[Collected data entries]
## start
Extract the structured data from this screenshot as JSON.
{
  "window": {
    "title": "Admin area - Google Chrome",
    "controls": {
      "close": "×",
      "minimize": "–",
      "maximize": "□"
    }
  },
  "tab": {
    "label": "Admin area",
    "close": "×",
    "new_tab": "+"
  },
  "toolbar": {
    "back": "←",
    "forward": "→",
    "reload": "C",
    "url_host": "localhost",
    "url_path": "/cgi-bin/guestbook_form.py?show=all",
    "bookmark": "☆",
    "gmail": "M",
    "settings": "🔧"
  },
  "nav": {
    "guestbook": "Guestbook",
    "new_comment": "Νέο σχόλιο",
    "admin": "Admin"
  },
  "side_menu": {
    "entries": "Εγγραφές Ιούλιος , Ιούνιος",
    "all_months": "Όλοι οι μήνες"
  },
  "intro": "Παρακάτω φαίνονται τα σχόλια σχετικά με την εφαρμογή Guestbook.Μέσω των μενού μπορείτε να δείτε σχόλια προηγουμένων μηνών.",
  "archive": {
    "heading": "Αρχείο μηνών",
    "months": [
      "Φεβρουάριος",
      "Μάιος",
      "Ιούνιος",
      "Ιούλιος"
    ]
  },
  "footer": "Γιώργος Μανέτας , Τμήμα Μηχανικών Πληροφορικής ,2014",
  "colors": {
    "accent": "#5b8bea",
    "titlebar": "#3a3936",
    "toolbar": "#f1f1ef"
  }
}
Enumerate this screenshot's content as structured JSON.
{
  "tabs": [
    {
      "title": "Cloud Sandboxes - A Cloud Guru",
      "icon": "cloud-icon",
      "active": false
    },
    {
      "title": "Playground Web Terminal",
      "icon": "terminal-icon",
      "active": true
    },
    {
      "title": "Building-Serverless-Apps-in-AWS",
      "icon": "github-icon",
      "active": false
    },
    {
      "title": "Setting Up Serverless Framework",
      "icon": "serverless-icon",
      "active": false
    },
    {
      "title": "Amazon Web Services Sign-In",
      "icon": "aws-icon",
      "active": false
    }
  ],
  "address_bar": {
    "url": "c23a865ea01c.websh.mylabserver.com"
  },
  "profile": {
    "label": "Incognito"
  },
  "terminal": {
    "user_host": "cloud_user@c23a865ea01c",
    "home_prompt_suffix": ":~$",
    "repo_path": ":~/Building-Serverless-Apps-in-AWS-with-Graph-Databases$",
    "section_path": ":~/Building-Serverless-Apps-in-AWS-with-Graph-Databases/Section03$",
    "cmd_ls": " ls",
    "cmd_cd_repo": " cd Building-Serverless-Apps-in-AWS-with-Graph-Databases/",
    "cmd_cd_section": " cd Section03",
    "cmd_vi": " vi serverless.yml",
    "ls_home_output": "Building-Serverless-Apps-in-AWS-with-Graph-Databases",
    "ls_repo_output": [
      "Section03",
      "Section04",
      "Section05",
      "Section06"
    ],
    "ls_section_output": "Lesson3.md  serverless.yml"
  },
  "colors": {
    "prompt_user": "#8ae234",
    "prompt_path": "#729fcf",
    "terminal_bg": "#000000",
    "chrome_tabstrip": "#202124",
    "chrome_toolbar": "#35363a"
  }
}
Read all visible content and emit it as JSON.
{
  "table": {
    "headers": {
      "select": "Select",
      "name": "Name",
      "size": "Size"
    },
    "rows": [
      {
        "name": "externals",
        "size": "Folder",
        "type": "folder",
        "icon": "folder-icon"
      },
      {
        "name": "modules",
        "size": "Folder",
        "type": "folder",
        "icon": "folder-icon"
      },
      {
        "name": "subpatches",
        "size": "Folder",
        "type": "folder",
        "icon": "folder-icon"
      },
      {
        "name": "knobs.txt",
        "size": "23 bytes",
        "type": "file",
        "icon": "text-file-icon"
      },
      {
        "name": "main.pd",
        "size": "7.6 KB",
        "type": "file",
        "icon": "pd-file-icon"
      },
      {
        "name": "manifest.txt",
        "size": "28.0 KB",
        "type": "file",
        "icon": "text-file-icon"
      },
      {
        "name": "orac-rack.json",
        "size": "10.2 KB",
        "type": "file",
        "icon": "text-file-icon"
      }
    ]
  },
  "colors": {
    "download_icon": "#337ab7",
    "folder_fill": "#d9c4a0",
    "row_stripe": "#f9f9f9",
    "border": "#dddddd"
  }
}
## end
• Exercise details
Using the listing above, show each line holding the string "structured".

• The output
Extract the structured data from this screenshot as JSON.
Enumerate this screenshot's content as structured JSON.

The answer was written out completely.